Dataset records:
/---

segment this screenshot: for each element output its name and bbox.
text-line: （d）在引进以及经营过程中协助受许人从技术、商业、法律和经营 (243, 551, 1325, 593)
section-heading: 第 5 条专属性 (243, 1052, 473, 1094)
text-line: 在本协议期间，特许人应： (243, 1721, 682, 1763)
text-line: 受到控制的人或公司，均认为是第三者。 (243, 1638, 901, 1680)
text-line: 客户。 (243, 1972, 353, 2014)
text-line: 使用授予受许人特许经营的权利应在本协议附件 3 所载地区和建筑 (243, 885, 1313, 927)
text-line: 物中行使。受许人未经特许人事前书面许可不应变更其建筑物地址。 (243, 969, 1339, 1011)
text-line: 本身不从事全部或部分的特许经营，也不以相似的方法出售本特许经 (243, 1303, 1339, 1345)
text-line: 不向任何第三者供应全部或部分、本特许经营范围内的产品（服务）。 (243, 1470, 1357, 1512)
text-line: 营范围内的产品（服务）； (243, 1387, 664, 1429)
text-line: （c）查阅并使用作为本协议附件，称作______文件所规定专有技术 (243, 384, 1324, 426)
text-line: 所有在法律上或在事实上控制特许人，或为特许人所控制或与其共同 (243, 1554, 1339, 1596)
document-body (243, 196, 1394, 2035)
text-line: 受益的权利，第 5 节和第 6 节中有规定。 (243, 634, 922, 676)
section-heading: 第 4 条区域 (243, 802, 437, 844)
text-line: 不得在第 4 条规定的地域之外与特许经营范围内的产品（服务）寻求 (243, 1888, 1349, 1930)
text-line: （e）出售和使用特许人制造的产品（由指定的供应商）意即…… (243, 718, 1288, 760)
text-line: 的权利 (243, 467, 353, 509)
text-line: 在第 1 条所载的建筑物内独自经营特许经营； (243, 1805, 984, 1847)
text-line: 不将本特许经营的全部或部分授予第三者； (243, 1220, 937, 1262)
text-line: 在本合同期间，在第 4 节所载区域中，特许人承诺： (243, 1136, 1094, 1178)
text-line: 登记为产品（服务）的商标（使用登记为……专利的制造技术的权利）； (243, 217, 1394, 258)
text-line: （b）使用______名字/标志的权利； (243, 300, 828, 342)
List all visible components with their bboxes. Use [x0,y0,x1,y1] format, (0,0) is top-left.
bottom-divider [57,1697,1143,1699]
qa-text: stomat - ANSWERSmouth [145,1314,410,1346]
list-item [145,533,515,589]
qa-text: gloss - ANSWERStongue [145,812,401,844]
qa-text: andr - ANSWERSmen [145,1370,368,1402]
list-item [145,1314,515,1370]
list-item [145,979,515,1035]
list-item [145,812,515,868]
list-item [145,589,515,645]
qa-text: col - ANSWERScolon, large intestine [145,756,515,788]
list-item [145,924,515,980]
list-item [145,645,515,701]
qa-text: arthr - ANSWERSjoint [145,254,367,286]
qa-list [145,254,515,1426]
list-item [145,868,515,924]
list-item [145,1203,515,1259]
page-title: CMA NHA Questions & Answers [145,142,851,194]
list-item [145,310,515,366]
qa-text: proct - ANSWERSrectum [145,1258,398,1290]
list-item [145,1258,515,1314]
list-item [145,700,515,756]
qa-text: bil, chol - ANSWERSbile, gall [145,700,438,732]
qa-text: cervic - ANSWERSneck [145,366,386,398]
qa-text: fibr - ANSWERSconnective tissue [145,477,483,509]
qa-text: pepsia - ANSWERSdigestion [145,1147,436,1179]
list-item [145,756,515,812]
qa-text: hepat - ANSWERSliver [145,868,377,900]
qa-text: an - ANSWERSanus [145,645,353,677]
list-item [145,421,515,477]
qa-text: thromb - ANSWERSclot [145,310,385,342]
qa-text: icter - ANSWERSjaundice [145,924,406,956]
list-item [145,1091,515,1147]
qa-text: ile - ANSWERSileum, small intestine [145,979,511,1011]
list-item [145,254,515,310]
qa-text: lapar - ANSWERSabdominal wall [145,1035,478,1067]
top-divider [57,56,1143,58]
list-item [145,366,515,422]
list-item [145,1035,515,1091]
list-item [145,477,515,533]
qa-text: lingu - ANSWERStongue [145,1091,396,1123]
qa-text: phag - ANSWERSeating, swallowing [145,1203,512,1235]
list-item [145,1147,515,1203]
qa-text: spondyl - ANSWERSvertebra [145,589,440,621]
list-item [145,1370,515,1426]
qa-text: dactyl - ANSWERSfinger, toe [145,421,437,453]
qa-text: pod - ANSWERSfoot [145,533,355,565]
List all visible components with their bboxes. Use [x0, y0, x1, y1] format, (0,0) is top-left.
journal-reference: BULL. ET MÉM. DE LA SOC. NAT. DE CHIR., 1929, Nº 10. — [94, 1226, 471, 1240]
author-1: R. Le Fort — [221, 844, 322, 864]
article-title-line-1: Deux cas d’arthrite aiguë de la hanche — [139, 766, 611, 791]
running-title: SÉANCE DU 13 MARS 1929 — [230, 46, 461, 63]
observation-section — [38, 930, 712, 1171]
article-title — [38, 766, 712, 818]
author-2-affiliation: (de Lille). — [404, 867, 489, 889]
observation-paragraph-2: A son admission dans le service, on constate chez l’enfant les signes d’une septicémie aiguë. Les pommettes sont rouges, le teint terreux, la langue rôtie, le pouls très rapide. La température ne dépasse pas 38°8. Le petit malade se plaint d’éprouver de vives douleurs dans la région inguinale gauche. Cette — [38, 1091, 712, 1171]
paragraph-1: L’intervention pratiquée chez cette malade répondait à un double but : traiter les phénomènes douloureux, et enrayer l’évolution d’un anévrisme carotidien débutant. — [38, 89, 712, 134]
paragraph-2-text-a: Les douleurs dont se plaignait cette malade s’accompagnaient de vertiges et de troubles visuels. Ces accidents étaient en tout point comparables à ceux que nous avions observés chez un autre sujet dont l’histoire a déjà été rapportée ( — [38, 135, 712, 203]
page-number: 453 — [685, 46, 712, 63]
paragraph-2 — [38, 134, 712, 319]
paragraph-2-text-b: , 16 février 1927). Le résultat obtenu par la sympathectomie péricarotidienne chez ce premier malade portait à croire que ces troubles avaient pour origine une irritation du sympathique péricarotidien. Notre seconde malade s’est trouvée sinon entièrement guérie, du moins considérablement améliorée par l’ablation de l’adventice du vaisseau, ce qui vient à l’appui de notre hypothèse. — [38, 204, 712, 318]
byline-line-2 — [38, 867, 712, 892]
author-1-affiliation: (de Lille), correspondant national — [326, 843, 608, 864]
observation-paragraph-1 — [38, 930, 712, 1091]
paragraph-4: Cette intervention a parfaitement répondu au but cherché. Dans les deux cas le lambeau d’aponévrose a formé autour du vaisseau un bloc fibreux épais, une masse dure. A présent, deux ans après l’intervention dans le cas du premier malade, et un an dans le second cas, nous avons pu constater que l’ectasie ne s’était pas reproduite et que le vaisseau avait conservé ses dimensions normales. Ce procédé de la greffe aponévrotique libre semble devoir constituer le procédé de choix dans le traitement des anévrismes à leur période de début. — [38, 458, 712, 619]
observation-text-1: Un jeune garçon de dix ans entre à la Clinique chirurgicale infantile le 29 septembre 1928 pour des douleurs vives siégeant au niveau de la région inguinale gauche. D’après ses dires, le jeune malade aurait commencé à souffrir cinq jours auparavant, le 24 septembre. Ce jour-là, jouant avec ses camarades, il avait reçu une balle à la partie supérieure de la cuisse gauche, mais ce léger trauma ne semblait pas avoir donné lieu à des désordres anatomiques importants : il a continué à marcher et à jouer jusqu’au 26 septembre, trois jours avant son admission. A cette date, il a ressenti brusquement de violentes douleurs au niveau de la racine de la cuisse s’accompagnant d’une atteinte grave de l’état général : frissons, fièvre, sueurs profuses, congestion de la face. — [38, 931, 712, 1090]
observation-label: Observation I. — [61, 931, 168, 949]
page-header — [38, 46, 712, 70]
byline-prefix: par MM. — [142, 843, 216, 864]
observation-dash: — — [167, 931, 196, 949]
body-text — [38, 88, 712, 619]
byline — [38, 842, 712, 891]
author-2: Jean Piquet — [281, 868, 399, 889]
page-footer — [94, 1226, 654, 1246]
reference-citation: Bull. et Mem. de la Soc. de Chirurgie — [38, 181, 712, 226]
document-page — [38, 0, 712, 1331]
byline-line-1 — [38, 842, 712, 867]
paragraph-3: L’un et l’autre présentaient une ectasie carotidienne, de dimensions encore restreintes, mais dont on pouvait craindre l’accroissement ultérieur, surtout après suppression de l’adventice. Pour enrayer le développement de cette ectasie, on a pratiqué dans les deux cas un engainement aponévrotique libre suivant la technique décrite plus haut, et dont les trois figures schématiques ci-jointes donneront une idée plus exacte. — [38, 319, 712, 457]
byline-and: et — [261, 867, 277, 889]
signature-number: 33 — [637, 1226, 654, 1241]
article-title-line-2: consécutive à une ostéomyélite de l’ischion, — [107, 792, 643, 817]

\---

• [TASK GOAL]
Substitute "image" for "screenshot" in the entries from the start of the records up to and including the line with "1303, 1339, 1345)", and leave everything else unchanged. Give back only those lines.

• [THE RESPONSE]
segment this image: for each element output its name and bbox.
text-line: （d）在引进以及经营过程中协助受许人从技术、商业、法律和经营 (243, 551, 1325, 593)
section-heading: 第 5 条专属性 (243, 1052, 473, 1094)
text-line: 在本协议期间，特许人应： (243, 1721, 682, 1763)
text-line: 受到控制的人或公司，均认为是第三者。 (243, 1638, 901, 1680)
text-line: 客户。 (243, 1972, 353, 2014)
text-line: 使用授予受许人特许经营的权利应在本协议附件 3 所载地区和建筑 (243, 885, 1313, 927)
text-line: 物中行使。受许人未经特许人事前书面许可不应变更其建筑物地址。 (243, 969, 1339, 1011)
text-line: 本身不从事全部或部分的特许经营，也不以相似的方法出售本特许经 (243, 1303, 1339, 1345)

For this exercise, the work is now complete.